◆ Requirements
Below are entries to be transcribed exactly; exclude the pictures from the copy.

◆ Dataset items
• • • • •

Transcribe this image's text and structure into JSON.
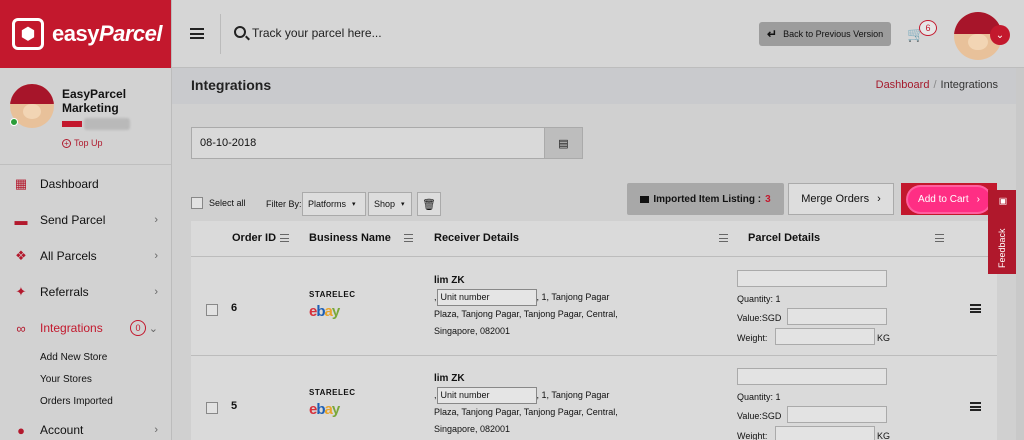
{
  "brand": {
    "logo_symbol": "⬢",
    "name_a": "easy",
    "name_b": "Parcel",
    "color": "#c3182d"
  },
  "profile": {
    "name": "EasyParcel Marketing",
    "topup": "Top Up",
    "status": "online"
  },
  "sidebar": {
    "items": [
      {
        "label": "Dashboard",
        "icon": "dashboard-icon",
        "glyph": "▦"
      },
      {
        "label": "Send Parcel",
        "icon": "truck-icon",
        "glyph": "▬",
        "chev": "›"
      },
      {
        "label": "All Parcels",
        "icon": "boxes-icon",
        "glyph": "❖",
        "chev": "›"
      },
      {
        "label": "Referrals",
        "icon": "users-icon",
        "glyph": "✦",
        "chev": "›"
      },
      {
        "label": "Integrations",
        "icon": "link-icon",
        "glyph": "∞",
        "badge": "0",
        "chev": "⌄"
      },
      {
        "label": "Account",
        "icon": "account-icon",
        "glyph": "●",
        "chev": "›"
      }
    ],
    "subitems": [
      "Add New Store",
      "Your Stores",
      "Orders Imported"
    ]
  },
  "topbar": {
    "search_placeholder": "Track your parcel here...",
    "back_label": "Back to Previous Version",
    "back_icon": "↵",
    "cart_icon": "🛒",
    "cart_count": "6",
    "avatar_chev": "⌄"
  },
  "page": {
    "title": "Integrations",
    "crumb_link": "Dashboard",
    "crumb_sep": "/",
    "crumb_current": "Integrations"
  },
  "filters": {
    "date": "08-10-2018",
    "calendar_icon": "▤",
    "select_all": "Select all",
    "filter_by": "Filter By:",
    "platforms": "Platforms",
    "shop": "Shop",
    "caret": "▾",
    "trash_icon": "🗑"
  },
  "actions": {
    "imported_label": "Imported Item Listing :",
    "imported_count": "3",
    "merge_label": "Merge Orders",
    "add_cart_label": "Add to Cart",
    "arrow": "›"
  },
  "feedback": {
    "label": "Feedback",
    "icon": "▣"
  },
  "table": {
    "headers": [
      "Order ID",
      "Business Name",
      "Receiver Details",
      "Parcel Details"
    ],
    "rows": [
      {
        "order_id": "6",
        "store": "STARELEC",
        "platform": [
          "e",
          "b",
          "a",
          "y"
        ],
        "receiver_name": "lim ZK",
        "unit_placeholder": "Unit number",
        "address_a": ", 1, Tanjong Pagar",
        "address_b": "Plaza, Tanjong Pagar, Tanjong Pagar, Central,",
        "address_c": "Singapore, 082001",
        "comma": ",",
        "quantity": "Quantity: 1",
        "value": "Value:SGD",
        "weight": "Weight:",
        "kg": "KG"
      },
      {
        "order_id": "5",
        "store": "STARELEC",
        "platform": [
          "e",
          "b",
          "a",
          "y"
        ],
        "receiver_name": "lim ZK",
        "unit_placeholder": "Unit number",
        "address_a": ", 1, Tanjong Pagar",
        "address_b": "Plaza, Tanjong Pagar, Tanjong Pagar, Central,",
        "address_c": "Singapore, 082001",
        "comma": ",",
        "quantity": "Quantity: 1",
        "value": "Value:SGD",
        "weight": "Weight:",
        "kg": "KG"
      }
    ]
  }
}
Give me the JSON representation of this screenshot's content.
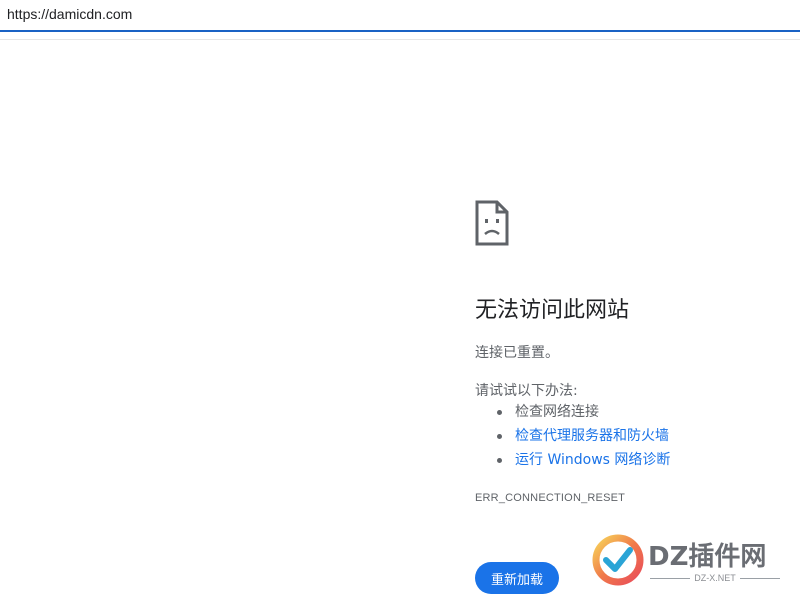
{
  "browser": {
    "url": "https://damicdn.com"
  },
  "error_page": {
    "icon": "sad-page-icon",
    "title": "无法访问此网站",
    "subtitle": "连接已重置。",
    "suggestions_heading": "请试试以下办法:",
    "suggestions": [
      {
        "label": "检查网络连接",
        "is_link": false
      },
      {
        "label": "检查代理服务器和防火墙",
        "is_link": true
      },
      {
        "label": "运行 Windows 网络诊断",
        "is_link": true
      }
    ],
    "error_code": "ERR_CONNECTION_RESET",
    "reload_label": "重新加载"
  },
  "watermark": {
    "brand": "DZ插件网",
    "sub": "DZ-X.NET"
  },
  "colors": {
    "accent": "#1a73e8",
    "address_bar_border": "#1a62c4",
    "text_secondary": "#5f6368"
  }
}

• • • • •

◆ Written solution
Transcribe this image's text and structure into JSON.
{
  "brand": {
    "logo_symbol": "⬢",
    "name_a": "easy",
    "name_b": "Parcel",
    "color": "#c3182d"
  },
  "profile": {
    "name": "EasyParcel Marketing",
    "topup": "Top Up",
    "status": "online"
  },
  "sidebar": {
    "items": [
      {
        "label": "Dashboard",
        "icon": "dashboard-icon",
        "glyph": "▦"
      },
      {
        "label": "Send Parcel",
        "icon": "truck-icon",
        "glyph": "▬",
        "chev": "›"
      },
      {
        "label": "All Parcels",
        "icon": "boxes-icon",
        "glyph": "❖",
        "chev": "›"
      },
      {
        "label": "Referrals",
        "icon": "users-icon",
        "glyph": "✦",
        "chev": "›"
      },
      {
        "label": "Integrations",
        "icon": "link-icon",
        "glyph": "∞",
        "badge": "0",
        "chev": "⌄"
      },
      {
        "label": "Account",
        "icon": "account-icon",
        "glyph": "●",
        "chev": "›"
      }
    ],
    "subitems": [
      "Add New Store",
      "Your Stores",
      "Orders Imported"
    ]
  },
  "topbar": {
    "search_placeholder": "Track your parcel here...",
    "back_label": "Back to Previous Version",
    "back_icon": "↵",
    "cart_icon": "🛒",
    "cart_count": "6",
    "avatar_chev": "⌄"
  },
  "page": {
    "title": "Integrations",
    "crumb_link": "Dashboard",
    "crumb_sep": "/",
    "crumb_current": "Integrations"
  },
  "filters": {
    "date": "08-10-2018",
    "calendar_icon": "▤",
    "select_all": "Select all",
    "filter_by": "Filter By:",
    "platforms": "Platforms",
    "shop": "Shop",
    "caret": "▾",
    "trash_icon": "🗑"
  },
  "actions": {
    "imported_label": "Imported Item Listing :",
    "imported_count": "3",
    "merge_label": "Merge Orders",
    "add_cart_label": "Add to Cart",
    "arrow": "›"
  },
  "feedback": {
    "label": "Feedback",
    "icon": "▣"
  },
  "table": {
    "headers": [
      "Order ID",
      "Business Name",
      "Receiver Details",
      "Parcel Details"
    ],
    "rows": [
      {
        "order_id": "6",
        "store": "STARELEC",
        "platform": [
          "e",
          "b",
          "a",
          "y"
        ],
        "receiver_name": "lim ZK",
        "unit_placeholder": "Unit number",
        "address_a": ", 1, Tanjong Pagar",
        "address_b": "Plaza, Tanjong Pagar, Tanjong Pagar, Central,",
        "address_c": "Singapore, 082001",
        "comma": ",",
        "quantity": "Quantity: 1",
        "value": "Value:SGD",
        "weight": "Weight:",
        "kg": "KG"
      },
      {
        "order_id": "5",
        "store": "STARELEC",
        "platform": [
          "e",
          "b",
          "a",
          "y"
        ],
        "receiver_name": "lim ZK",
        "unit_placeholder": "Unit number",
        "address_a": ", 1, Tanjong Pagar",
        "address_b": "Plaza, Tanjong Pagar, Tanjong Pagar, Central,",
        "address_c": "Singapore, 082001",
        "comma": ",",
        "quantity": "Quantity: 1",
        "value": "Value:SGD",
        "weight": "Weight:",
        "kg": "KG"
      }
    ]
  }
}
Give me the JSON representation of this screenshot's content.
{
  "browser": {
    "url": "https://damicdn.com"
  },
  "error_page": {
    "icon": "sad-page-icon",
    "title": "无法访问此网站",
    "subtitle": "连接已重置。",
    "suggestions_heading": "请试试以下办法:",
    "suggestions": [
      {
        "label": "检查网络连接",
        "is_link": false
      },
      {
        "label": "检查代理服务器和防火墙",
        "is_link": true
      },
      {
        "label": "运行 Windows 网络诊断",
        "is_link": true
      }
    ],
    "error_code": "ERR_CONNECTION_RESET",
    "reload_label": "重新加载"
  },
  "watermark": {
    "brand": "DZ插件网",
    "sub": "DZ-X.NET"
  },
  "colors": {
    "accent": "#1a73e8",
    "address_bar_border": "#1a62c4",
    "text_secondary": "#5f6368"
  }
}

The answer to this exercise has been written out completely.